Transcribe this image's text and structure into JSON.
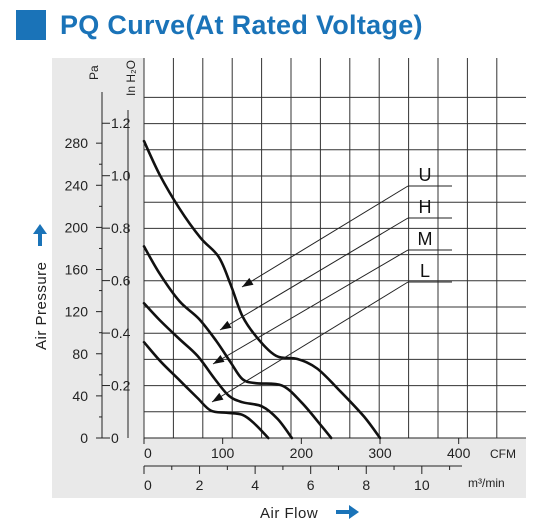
{
  "title": "PQ Curve(At Rated Voltage)",
  "colors": {
    "accent": "#1a73b8",
    "curve": "#111111",
    "grid": "#333333",
    "panel": "#e9e9e9"
  },
  "chart_data": {
    "type": "line",
    "title": "PQ Curve(At Rated Voltage)",
    "xlabel": "Air Flow",
    "ylabel": "Air Pressure",
    "grid": true,
    "x_unit_primary": "CFM",
    "x_unit_secondary": "m³/min",
    "y_unit_primary": "Pa",
    "y_unit_secondary": "In H₂O",
    "xlim": [
      0,
      450
    ],
    "ylim": [
      0,
      340
    ],
    "x_ticks_cfm": [
      "0",
      "100",
      "200",
      "300",
      "400"
    ],
    "x_ticks_m3min": [
      "0",
      "2",
      "4",
      "6",
      "8",
      "10"
    ],
    "y_ticks_pa": [
      "0",
      "40",
      "80",
      "120",
      "160",
      "200",
      "240",
      "280"
    ],
    "y_ticks_inh2o": [
      "0",
      "0.2",
      "0.4",
      "0.6",
      "0.8",
      "1.0",
      "1.2"
    ],
    "series": [
      {
        "name": "U",
        "points": [
          [
            0,
            282
          ],
          [
            20,
            250
          ],
          [
            45,
            218
          ],
          [
            72,
            190
          ],
          [
            95,
            172
          ],
          [
            110,
            146
          ],
          [
            125,
            116
          ],
          [
            143,
            96
          ],
          [
            168,
            78
          ],
          [
            195,
            75
          ],
          [
            220,
            66
          ],
          [
            250,
            44
          ],
          [
            280,
            20
          ],
          [
            300,
            0
          ]
        ]
      },
      {
        "name": "H",
        "points": [
          [
            0,
            182
          ],
          [
            20,
            156
          ],
          [
            45,
            130
          ],
          [
            70,
            113
          ],
          [
            92,
            92
          ],
          [
            110,
            72
          ],
          [
            125,
            56
          ],
          [
            142,
            52
          ],
          [
            175,
            50
          ],
          [
            200,
            34
          ],
          [
            225,
            12
          ],
          [
            238,
            0
          ]
        ]
      },
      {
        "name": "M",
        "points": [
          [
            0,
            128
          ],
          [
            20,
            112
          ],
          [
            45,
            94
          ],
          [
            68,
            78
          ],
          [
            90,
            56
          ],
          [
            108,
            40
          ],
          [
            125,
            34
          ],
          [
            150,
            30
          ],
          [
            170,
            18
          ],
          [
            188,
            0
          ]
        ]
      },
      {
        "name": "L",
        "points": [
          [
            0,
            91
          ],
          [
            22,
            72
          ],
          [
            45,
            55
          ],
          [
            68,
            38
          ],
          [
            85,
            26
          ],
          [
            105,
            24
          ],
          [
            125,
            22
          ],
          [
            140,
            14
          ],
          [
            158,
            0
          ]
        ]
      }
    ],
    "legend_placement": "right, with leader lines to curves"
  }
}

___

● EXERCISE TASK
Copy out each line exactly, without the pictures.

● RESPONSE TO THIS EXERCISE
Transcribe this image's text and structure into JSON.
{
  "title": "PQ Curve(At Rated Voltage)",
  "colors": {
    "accent": "#1a73b8",
    "curve": "#111111",
    "grid": "#333333",
    "panel": "#e9e9e9"
  },
  "chart_data": {
    "type": "line",
    "title": "PQ Curve(At Rated Voltage)",
    "xlabel": "Air Flow",
    "ylabel": "Air Pressure",
    "grid": true,
    "x_unit_primary": "CFM",
    "x_unit_secondary": "m³/min",
    "y_unit_primary": "Pa",
    "y_unit_secondary": "In H₂O",
    "xlim": [
      0,
      450
    ],
    "ylim": [
      0,
      340
    ],
    "x_ticks_cfm": [
      "0",
      "100",
      "200",
      "300",
      "400"
    ],
    "x_ticks_m3min": [
      "0",
      "2",
      "4",
      "6",
      "8",
      "10"
    ],
    "y_ticks_pa": [
      "0",
      "40",
      "80",
      "120",
      "160",
      "200",
      "240",
      "280"
    ],
    "y_ticks_inh2o": [
      "0",
      "0.2",
      "0.4",
      "0.6",
      "0.8",
      "1.0",
      "1.2"
    ],
    "series": [
      {
        "name": "U",
        "points": [
          [
            0,
            282
          ],
          [
            20,
            250
          ],
          [
            45,
            218
          ],
          [
            72,
            190
          ],
          [
            95,
            172
          ],
          [
            110,
            146
          ],
          [
            125,
            116
          ],
          [
            143,
            96
          ],
          [
            168,
            78
          ],
          [
            195,
            75
          ],
          [
            220,
            66
          ],
          [
            250,
            44
          ],
          [
            280,
            20
          ],
          [
            300,
            0
          ]
        ]
      },
      {
        "name": "H",
        "points": [
          [
            0,
            182
          ],
          [
            20,
            156
          ],
          [
            45,
            130
          ],
          [
            70,
            113
          ],
          [
            92,
            92
          ],
          [
            110,
            72
          ],
          [
            125,
            56
          ],
          [
            142,
            52
          ],
          [
            175,
            50
          ],
          [
            200,
            34
          ],
          [
            225,
            12
          ],
          [
            238,
            0
          ]
        ]
      },
      {
        "name": "M",
        "points": [
          [
            0,
            128
          ],
          [
            20,
            112
          ],
          [
            45,
            94
          ],
          [
            68,
            78
          ],
          [
            90,
            56
          ],
          [
            108,
            40
          ],
          [
            125,
            34
          ],
          [
            150,
            30
          ],
          [
            170,
            18
          ],
          [
            188,
            0
          ]
        ]
      },
      {
        "name": "L",
        "points": [
          [
            0,
            91
          ],
          [
            22,
            72
          ],
          [
            45,
            55
          ],
          [
            68,
            38
          ],
          [
            85,
            26
          ],
          [
            105,
            24
          ],
          [
            125,
            22
          ],
          [
            140,
            14
          ],
          [
            158,
            0
          ]
        ]
      }
    ],
    "legend_placement": "right, with leader lines to curves"
  }
}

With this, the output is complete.